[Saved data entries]
-- Start --

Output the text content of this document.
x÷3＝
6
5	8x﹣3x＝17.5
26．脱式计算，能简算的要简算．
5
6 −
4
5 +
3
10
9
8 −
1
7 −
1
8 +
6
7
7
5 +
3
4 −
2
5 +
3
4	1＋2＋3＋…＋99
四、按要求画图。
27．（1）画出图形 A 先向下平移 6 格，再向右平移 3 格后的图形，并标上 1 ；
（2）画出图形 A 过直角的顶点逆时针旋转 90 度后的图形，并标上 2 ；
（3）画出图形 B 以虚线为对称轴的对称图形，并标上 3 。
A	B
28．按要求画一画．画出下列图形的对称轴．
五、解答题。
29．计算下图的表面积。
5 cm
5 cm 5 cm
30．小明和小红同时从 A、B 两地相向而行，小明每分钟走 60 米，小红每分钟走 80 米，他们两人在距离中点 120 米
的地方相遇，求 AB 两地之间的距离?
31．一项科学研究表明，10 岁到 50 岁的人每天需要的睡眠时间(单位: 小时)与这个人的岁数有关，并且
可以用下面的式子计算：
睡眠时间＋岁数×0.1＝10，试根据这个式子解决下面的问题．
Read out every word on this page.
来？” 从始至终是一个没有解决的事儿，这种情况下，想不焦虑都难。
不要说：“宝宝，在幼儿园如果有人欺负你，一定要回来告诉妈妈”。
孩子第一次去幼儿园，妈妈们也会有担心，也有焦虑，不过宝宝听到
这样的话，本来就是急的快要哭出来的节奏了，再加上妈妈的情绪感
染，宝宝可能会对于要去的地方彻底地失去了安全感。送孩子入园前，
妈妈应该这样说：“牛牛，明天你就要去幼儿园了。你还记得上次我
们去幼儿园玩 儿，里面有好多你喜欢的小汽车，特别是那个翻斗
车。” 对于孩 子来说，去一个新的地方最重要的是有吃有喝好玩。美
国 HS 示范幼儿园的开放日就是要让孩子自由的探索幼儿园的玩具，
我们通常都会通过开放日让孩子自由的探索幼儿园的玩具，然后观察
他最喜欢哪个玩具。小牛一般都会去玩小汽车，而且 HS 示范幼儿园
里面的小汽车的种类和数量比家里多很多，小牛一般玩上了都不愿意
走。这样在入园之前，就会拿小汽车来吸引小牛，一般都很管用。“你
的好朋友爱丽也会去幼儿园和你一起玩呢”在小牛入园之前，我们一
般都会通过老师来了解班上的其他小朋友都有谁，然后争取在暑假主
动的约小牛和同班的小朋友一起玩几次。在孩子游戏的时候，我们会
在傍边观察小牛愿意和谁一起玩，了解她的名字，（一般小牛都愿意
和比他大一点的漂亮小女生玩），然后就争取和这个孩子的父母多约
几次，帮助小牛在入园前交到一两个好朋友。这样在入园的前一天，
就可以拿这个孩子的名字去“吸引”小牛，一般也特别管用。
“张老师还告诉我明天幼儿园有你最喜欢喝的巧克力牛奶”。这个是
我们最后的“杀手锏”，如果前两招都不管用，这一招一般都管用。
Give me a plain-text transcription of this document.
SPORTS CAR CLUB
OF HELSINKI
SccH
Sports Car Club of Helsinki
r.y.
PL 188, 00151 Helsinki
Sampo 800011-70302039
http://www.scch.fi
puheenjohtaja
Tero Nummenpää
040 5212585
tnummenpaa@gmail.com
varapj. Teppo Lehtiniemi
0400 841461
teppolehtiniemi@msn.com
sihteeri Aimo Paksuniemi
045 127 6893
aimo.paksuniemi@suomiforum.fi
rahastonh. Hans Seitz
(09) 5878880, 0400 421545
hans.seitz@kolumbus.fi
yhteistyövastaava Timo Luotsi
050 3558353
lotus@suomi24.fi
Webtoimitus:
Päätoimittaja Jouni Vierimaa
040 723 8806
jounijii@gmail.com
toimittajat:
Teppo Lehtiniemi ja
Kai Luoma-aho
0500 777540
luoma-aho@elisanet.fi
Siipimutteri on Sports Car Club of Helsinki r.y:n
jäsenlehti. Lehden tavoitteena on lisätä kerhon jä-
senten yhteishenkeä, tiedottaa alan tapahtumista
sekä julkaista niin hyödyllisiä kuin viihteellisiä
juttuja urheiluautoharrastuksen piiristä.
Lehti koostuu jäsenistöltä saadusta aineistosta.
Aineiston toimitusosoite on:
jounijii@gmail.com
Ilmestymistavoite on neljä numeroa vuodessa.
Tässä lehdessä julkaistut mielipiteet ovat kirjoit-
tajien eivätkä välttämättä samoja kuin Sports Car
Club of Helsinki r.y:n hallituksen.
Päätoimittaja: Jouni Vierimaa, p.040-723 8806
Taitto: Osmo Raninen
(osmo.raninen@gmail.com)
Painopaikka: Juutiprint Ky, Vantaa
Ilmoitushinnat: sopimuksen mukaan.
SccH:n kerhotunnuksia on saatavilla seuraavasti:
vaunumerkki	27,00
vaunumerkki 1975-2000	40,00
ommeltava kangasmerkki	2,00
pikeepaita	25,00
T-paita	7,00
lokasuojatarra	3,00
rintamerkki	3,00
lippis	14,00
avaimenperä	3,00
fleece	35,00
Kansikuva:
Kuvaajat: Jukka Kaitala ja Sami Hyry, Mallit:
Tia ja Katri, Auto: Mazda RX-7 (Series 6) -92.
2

-- End --

■ WRITTEN PROBLEM ■
Each line above must be printed exactly as it appears.

■ COMPLETE OUTPUT ■
Output the text content of this document.
x÷3＝
6
5	8x﹣3x＝17.5
26．脱式计算，能简算的要简算．
5
6 −
4
5 +
3
10
9
8 −
1
7 −
1
8 +
6
7
7
5 +
3
4 −
2
5 +
3
4	1＋2＋3＋…＋99
四、按要求画图。
27．（1）画出图形 A 先向下平移 6 格，再向右平移 3 格后的图形，并标上 1 ；
（2）画出图形 A 过直角的顶点逆时针旋转 90 度后的图形，并标上 2 ；
（3）画出图形 B 以虚线为对称轴的对称图形，并标上 3 。
A	B
28．按要求画一画．画出下列图形的对称轴．
五、解答题。
29．计算下图的表面积。
5 cm
5 cm 5 cm
30．小明和小红同时从 A、B 两地相向而行，小明每分钟走 60 米，小红每分钟走 80 米，他们两人在距离中点 120 米
的地方相遇，求 AB 两地之间的距离?
31．一项科学研究表明，10 岁到 50 岁的人每天需要的睡眠时间(单位: 小时)与这个人的岁数有关，并且
可以用下面的式子计算：
睡眠时间＋岁数×0.1＝10，试根据这个式子解决下面的问题．
Read out every word on this page.
来？” 从始至终是一个没有解决的事儿，这种情况下，想不焦虑都难。
不要说：“宝宝，在幼儿园如果有人欺负你，一定要回来告诉妈妈”。
孩子第一次去幼儿园，妈妈们也会有担心，也有焦虑，不过宝宝听到
这样的话，本来就是急的快要哭出来的节奏了，再加上妈妈的情绪感
染，宝宝可能会对于要去的地方彻底地失去了安全感。送孩子入园前，
妈妈应该这样说：“牛牛，明天你就要去幼儿园了。你还记得上次我
们去幼儿园玩 儿，里面有好多你喜欢的小汽车，特别是那个翻斗
车。” 对于孩 子来说，去一个新的地方最重要的是有吃有喝好玩。美
国 HS 示范幼儿园的开放日就是要让孩子自由的探索幼儿园的玩具，
我们通常都会通过开放日让孩子自由的探索幼儿园的玩具，然后观察
他最喜欢哪个玩具。小牛一般都会去玩小汽车，而且 HS 示范幼儿园
里面的小汽车的种类和数量比家里多很多，小牛一般玩上了都不愿意
走。这样在入园之前，就会拿小汽车来吸引小牛，一般都很管用。“你
的好朋友爱丽也会去幼儿园和你一起玩呢”在小牛入园之前，我们一
般都会通过老师来了解班上的其他小朋友都有谁，然后争取在暑假主
动的约小牛和同班的小朋友一起玩几次。在孩子游戏的时候，我们会
在傍边观察小牛愿意和谁一起玩，了解她的名字，（一般小牛都愿意
和比他大一点的漂亮小女生玩），然后就争取和这个孩子的父母多约
几次，帮助小牛在入园前交到一两个好朋友。这样在入园的前一天，
就可以拿这个孩子的名字去“吸引”小牛，一般也特别管用。
“张老师还告诉我明天幼儿园有你最喜欢喝的巧克力牛奶”。这个是
我们最后的“杀手锏”，如果前两招都不管用，这一招一般都管用。
Give me a plain-text transcription of this document.
SPORTS CAR CLUB
OF HELSINKI
SccH
Sports Car Club of Helsinki
r.y.
PL 188, 00151 Helsinki
Sampo 800011-70302039
http://www.scch.fi
puheenjohtaja
Tero Nummenpää
040 5212585
tnummenpaa@gmail.com
varapj. Teppo Lehtiniemi
0400 841461
teppolehtiniemi@msn.com
sihteeri Aimo Paksuniemi
045 127 6893
aimo.paksuniemi@suomiforum.fi
rahastonh. Hans Seitz
(09) 5878880, 0400 421545
hans.seitz@kolumbus.fi
yhteistyövastaava Timo Luotsi
050 3558353
lotus@suomi24.fi
Webtoimitus:
Päätoimittaja Jouni Vierimaa
040 723 8806
jounijii@gmail.com
toimittajat:
Teppo Lehtiniemi ja
Kai Luoma-aho
0500 777540
luoma-aho@elisanet.fi
Siipimutteri on Sports Car Club of Helsinki r.y:n
jäsenlehti. Lehden tavoitteena on lisätä kerhon jä-
senten yhteishenkeä, tiedottaa alan tapahtumista
sekä julkaista niin hyödyllisiä kuin viihteellisiä
juttuja urheiluautoharrastuksen piiristä.
Lehti koostuu jäsenistöltä saadusta aineistosta.
Aineiston toimitusosoite on:
jounijii@gmail.com
Ilmestymistavoite on neljä numeroa vuodessa.
Tässä lehdessä julkaistut mielipiteet ovat kirjoit-
tajien eivätkä välttämättä samoja kuin Sports Car
Club of Helsinki r.y:n hallituksen.
Päätoimittaja: Jouni Vierimaa, p.040-723 8806
Taitto: Osmo Raninen
(osmo.raninen@gmail.com)
Painopaikka: Juutiprint Ky, Vantaa
Ilmoitushinnat: sopimuksen mukaan.
SccH:n kerhotunnuksia on saatavilla seuraavasti:
vaunumerkki	27,00
vaunumerkki 1975-2000	40,00
ommeltava kangasmerkki	2,00
pikeepaita	25,00
T-paita	7,00
lokasuojatarra	3,00
rintamerkki	3,00
lippis	14,00
avaimenperä	3,00
fleece	35,00
Kansikuva:
Kuvaajat: Jukka Kaitala ja Sami Hyry, Mallit:
Tia ja Katri, Auto: Mazda RX-7 (Series 6) -92.
2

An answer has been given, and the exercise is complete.